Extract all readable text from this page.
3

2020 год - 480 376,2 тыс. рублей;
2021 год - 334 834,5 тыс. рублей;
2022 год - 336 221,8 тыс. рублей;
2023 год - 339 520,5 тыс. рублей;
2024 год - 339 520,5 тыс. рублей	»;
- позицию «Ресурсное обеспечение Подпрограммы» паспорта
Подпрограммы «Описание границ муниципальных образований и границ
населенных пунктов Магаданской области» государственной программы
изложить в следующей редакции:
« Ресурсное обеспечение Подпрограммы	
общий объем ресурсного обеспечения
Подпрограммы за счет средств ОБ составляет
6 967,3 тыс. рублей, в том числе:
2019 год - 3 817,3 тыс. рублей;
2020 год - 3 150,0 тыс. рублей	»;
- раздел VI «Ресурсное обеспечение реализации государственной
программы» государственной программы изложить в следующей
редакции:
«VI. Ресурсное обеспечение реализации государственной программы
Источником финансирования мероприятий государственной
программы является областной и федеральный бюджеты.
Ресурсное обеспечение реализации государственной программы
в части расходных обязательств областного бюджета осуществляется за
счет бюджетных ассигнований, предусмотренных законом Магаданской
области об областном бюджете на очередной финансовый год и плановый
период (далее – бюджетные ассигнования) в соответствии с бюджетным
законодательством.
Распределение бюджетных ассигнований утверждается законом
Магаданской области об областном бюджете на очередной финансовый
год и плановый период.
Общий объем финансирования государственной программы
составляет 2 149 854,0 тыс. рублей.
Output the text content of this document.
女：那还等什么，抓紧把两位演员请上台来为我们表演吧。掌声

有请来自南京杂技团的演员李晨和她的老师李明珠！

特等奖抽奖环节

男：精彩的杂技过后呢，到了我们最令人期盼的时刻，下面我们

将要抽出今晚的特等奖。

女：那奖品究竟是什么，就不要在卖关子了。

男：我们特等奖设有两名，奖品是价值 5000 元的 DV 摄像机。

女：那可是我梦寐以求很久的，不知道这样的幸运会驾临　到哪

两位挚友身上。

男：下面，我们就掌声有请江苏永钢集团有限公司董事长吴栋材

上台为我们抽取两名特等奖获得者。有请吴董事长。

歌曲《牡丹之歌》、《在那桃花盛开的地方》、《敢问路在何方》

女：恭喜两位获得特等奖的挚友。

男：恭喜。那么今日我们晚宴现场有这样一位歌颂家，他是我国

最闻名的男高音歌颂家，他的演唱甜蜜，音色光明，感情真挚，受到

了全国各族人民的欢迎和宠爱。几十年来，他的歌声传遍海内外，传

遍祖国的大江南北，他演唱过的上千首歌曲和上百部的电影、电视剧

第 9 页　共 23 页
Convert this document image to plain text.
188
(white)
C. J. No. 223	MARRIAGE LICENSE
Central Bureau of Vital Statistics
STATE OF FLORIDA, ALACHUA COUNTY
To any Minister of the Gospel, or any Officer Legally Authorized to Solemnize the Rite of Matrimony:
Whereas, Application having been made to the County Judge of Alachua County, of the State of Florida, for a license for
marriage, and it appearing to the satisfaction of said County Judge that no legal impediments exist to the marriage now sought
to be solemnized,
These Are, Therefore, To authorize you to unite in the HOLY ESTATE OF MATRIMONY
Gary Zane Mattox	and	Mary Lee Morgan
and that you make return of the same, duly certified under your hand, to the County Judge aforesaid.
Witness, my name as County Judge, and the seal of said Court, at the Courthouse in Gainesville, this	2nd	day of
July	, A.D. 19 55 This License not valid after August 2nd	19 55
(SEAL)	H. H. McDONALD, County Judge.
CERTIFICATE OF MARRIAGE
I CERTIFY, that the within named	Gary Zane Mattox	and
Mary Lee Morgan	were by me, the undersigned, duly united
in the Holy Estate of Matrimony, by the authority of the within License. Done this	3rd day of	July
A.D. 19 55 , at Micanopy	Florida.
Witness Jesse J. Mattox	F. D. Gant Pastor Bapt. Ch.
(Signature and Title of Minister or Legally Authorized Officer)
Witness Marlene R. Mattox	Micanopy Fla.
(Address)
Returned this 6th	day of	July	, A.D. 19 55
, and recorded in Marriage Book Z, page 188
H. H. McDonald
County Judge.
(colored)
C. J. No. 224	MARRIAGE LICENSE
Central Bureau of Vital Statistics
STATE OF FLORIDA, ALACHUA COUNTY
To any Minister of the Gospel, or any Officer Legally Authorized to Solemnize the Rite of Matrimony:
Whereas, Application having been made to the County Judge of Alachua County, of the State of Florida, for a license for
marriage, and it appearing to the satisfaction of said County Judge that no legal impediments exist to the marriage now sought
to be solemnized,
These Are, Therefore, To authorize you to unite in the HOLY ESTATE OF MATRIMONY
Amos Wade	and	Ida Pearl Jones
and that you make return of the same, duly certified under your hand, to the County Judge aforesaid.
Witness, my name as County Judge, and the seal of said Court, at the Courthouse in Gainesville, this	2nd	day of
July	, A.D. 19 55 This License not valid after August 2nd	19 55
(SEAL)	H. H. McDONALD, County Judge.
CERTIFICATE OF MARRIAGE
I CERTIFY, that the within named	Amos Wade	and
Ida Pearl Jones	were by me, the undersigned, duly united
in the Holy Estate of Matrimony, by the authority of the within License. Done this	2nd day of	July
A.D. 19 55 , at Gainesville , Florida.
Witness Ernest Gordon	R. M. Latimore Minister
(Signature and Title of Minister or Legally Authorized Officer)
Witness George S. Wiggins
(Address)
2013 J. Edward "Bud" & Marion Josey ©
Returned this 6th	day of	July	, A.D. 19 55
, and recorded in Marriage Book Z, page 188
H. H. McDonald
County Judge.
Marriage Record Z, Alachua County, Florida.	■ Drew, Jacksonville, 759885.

● Goal: Whenever "Done" turns up in a line, pick that line out.

● Answer for this exercise:
in the Holy Estate of Matrimony, by the authority of the within License. Done this	3rd day of	July
in the Holy Estate of Matrimony, by the authority of the within License. Done this	2nd day of	July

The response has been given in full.